(Rows from a dataset)
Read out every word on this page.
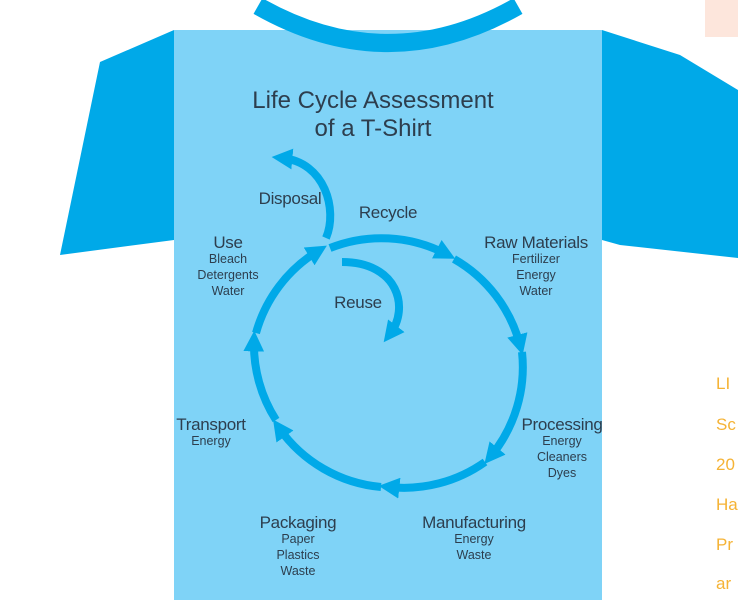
Life Cycle Assessment
of a T-Shirt
Disposal
Recycle
Reuse
Use
Bleach
Detergents
Water
Raw Materials
Fertilizer
Energy
Water
Processing
Energy
Cleaners
Dyes
Manufacturing
Energy
Waste
Packaging
Paper
Plastics
Waste
Transport
Energy
LI
Sc
20
Ha
Pr
ar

#### Exercise description
Quote the material exactly. Pictures stay out.

#### Exercise output
Read out every word on this page.
Life Cycle Assessment
of a T-Shirt
Disposal
Recycle
Reuse
Use
Bleach
Detergents
Water
Raw Materials
Fertilizer
Energy
Water
Processing
Energy
Cleaners
Dyes
Manufacturing
Energy
Waste
Packaging
Paper
Plastics
Waste
Transport
Energy
LI
Sc
20
Ha
Pr
ar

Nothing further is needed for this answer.